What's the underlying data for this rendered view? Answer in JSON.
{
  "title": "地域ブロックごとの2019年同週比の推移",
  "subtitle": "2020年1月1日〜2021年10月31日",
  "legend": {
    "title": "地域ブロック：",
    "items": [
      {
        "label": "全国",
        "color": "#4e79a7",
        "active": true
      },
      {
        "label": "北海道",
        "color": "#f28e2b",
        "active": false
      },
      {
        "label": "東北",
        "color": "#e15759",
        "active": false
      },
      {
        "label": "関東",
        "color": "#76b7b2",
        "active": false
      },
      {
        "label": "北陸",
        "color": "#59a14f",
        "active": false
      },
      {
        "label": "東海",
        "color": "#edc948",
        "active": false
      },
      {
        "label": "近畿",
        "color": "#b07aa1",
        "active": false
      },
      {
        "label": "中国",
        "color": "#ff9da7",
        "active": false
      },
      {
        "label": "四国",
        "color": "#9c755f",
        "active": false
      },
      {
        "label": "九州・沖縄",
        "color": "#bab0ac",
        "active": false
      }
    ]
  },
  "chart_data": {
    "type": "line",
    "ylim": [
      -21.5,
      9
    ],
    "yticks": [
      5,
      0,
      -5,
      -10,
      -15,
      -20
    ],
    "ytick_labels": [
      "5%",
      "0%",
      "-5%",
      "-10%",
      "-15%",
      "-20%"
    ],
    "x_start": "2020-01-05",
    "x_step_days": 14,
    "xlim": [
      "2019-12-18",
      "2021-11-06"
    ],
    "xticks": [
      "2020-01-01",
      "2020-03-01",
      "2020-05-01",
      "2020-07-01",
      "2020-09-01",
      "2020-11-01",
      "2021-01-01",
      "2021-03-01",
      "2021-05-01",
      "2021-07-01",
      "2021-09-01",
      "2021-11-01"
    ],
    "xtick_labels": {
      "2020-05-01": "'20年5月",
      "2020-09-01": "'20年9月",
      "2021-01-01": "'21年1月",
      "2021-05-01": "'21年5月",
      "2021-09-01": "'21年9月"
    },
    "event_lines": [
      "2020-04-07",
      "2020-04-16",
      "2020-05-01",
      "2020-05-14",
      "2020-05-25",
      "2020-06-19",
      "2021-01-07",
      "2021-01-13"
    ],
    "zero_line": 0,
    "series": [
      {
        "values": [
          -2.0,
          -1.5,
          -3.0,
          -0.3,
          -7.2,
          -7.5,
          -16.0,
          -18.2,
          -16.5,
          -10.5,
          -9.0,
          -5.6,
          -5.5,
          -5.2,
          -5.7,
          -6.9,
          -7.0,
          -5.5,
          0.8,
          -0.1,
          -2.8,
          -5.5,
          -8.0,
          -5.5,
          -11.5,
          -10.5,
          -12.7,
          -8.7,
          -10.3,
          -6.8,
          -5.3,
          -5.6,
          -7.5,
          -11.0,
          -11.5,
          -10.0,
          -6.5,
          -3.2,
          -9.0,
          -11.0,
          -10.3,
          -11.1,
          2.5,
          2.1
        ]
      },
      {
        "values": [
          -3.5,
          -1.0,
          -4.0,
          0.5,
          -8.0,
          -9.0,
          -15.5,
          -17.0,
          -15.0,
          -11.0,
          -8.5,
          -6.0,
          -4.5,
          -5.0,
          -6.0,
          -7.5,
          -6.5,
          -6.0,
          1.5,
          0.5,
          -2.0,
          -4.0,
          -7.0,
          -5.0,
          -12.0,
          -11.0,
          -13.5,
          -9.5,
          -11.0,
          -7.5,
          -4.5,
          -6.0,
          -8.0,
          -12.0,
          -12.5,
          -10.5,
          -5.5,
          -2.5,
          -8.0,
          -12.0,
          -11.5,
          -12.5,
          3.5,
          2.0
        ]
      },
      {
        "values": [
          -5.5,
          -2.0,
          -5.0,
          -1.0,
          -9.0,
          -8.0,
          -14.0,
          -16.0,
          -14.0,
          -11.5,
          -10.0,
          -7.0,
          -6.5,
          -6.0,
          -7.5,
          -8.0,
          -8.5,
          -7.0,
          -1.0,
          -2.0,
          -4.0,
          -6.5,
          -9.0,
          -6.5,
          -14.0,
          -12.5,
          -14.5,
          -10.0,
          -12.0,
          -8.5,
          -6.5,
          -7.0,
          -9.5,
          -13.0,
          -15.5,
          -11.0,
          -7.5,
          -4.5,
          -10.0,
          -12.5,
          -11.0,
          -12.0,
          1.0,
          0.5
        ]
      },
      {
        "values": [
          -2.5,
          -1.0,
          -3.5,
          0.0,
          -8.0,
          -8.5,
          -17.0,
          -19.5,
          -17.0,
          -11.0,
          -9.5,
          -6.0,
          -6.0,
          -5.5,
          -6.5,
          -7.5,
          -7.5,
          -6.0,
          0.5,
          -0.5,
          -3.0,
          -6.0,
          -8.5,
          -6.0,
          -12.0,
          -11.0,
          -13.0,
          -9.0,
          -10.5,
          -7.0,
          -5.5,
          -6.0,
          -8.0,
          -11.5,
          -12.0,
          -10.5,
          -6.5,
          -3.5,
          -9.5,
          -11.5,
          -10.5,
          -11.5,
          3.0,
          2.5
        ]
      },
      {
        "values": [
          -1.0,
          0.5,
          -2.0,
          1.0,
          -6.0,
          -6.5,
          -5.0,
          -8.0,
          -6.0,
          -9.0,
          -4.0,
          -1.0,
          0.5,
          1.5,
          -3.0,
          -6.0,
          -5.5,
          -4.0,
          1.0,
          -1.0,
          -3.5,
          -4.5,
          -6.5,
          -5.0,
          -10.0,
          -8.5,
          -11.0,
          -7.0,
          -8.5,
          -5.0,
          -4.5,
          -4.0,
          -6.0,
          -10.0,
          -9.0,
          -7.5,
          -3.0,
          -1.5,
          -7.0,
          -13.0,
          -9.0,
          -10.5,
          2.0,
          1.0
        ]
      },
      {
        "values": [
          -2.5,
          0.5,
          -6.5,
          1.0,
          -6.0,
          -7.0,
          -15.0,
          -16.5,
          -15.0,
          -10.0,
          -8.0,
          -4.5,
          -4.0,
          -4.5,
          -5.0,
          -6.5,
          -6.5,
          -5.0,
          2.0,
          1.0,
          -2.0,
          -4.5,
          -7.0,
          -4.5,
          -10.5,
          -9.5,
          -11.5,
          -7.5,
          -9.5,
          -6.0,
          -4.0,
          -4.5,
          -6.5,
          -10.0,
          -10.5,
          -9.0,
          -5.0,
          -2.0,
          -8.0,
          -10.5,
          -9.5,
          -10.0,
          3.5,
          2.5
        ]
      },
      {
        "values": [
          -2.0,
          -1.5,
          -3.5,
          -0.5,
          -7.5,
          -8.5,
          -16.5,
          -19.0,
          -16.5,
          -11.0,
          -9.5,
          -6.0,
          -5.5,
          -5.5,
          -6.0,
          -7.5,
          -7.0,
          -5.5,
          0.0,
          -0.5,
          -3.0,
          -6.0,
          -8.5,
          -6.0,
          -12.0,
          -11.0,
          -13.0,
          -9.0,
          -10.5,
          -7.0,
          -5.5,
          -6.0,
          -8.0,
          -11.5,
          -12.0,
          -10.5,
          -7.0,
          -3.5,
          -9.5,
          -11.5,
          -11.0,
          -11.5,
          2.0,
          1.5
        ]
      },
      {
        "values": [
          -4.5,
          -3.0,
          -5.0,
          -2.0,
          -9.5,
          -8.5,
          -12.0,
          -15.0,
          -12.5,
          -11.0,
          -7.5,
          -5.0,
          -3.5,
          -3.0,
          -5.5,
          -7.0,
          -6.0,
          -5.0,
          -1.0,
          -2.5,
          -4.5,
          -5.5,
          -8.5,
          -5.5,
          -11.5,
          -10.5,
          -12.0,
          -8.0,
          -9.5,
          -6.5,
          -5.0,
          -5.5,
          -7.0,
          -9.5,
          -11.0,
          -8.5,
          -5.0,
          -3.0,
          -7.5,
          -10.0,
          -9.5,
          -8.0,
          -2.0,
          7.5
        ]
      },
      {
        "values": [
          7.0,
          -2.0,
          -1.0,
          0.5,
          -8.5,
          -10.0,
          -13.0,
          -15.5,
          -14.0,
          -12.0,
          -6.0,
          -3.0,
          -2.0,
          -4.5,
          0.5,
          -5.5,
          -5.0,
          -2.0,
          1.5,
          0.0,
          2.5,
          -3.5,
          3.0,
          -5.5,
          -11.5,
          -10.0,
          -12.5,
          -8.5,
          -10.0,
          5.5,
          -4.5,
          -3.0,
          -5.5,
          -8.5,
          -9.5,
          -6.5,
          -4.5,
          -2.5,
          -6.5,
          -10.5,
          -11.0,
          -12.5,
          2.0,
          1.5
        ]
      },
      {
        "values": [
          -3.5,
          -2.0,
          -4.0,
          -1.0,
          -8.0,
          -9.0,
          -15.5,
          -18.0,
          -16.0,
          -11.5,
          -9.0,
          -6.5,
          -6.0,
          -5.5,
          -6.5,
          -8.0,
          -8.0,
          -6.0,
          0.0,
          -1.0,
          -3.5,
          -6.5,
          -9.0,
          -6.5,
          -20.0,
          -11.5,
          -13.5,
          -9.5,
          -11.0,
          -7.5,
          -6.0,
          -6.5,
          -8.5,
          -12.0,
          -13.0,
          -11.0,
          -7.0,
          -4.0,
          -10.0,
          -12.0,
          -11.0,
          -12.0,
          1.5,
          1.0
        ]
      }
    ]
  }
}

□ □ □ □ □

» Task directions: Check every line of the records above for the string "color" and say how many contain it, giving the number alone.

» Finished answer: 10